## Problem:
Scan the following material for the string "投资策略专题" and copy each line in which it appears.

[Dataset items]
______
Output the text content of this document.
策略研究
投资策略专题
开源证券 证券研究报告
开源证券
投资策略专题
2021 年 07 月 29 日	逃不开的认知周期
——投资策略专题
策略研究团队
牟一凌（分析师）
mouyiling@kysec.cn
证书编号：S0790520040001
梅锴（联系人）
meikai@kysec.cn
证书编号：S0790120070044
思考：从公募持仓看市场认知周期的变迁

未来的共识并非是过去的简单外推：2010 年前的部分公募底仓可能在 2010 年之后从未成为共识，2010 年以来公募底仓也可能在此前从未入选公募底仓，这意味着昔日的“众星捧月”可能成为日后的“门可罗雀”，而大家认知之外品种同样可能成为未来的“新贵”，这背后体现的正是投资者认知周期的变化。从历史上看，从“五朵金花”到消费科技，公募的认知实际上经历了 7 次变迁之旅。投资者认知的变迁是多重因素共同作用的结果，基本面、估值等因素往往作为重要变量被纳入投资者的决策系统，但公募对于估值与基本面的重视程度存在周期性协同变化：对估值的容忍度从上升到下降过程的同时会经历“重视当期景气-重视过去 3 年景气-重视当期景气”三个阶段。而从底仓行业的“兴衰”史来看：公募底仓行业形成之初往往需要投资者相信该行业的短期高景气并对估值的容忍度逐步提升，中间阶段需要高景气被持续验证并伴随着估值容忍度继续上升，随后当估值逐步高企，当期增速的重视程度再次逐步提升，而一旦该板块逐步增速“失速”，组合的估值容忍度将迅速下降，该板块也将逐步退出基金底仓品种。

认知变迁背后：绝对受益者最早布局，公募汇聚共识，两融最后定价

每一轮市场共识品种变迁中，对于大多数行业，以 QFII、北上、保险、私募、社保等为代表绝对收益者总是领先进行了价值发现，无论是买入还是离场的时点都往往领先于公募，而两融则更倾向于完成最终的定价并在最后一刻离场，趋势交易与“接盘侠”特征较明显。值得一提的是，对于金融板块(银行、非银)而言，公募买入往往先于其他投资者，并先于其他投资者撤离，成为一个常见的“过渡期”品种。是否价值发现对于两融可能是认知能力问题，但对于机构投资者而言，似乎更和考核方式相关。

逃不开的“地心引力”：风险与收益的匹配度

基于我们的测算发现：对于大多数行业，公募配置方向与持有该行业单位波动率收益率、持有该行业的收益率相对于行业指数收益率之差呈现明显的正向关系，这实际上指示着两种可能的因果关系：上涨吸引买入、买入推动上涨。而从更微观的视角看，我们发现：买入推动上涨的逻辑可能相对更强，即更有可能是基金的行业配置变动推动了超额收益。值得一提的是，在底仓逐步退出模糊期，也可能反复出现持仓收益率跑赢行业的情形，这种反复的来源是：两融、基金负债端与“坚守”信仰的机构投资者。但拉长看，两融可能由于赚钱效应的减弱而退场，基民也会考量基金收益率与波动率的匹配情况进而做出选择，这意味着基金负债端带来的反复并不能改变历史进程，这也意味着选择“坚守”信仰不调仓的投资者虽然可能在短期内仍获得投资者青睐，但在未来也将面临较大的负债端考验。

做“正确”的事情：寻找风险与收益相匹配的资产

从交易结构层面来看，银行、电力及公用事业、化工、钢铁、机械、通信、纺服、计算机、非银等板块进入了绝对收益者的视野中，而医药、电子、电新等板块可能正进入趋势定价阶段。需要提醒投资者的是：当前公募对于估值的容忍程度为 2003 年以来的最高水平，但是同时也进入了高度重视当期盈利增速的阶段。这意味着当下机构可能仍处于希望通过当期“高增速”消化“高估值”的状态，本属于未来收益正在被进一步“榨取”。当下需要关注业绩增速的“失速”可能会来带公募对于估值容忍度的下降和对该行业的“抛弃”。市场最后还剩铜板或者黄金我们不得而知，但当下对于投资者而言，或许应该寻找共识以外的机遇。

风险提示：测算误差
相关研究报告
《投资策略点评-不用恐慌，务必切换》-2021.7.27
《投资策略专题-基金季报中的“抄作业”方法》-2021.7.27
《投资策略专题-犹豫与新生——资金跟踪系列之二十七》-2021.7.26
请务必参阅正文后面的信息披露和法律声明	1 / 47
______
## Exercise output:
投资策略专题
投资策略专题
——投资策略专题
《投资策略专题-基金季报中的“抄作业”方法》-2021.7.27
《投资策略专题-犹豫与新生——资金跟踪系列之二十七》-2021.7.26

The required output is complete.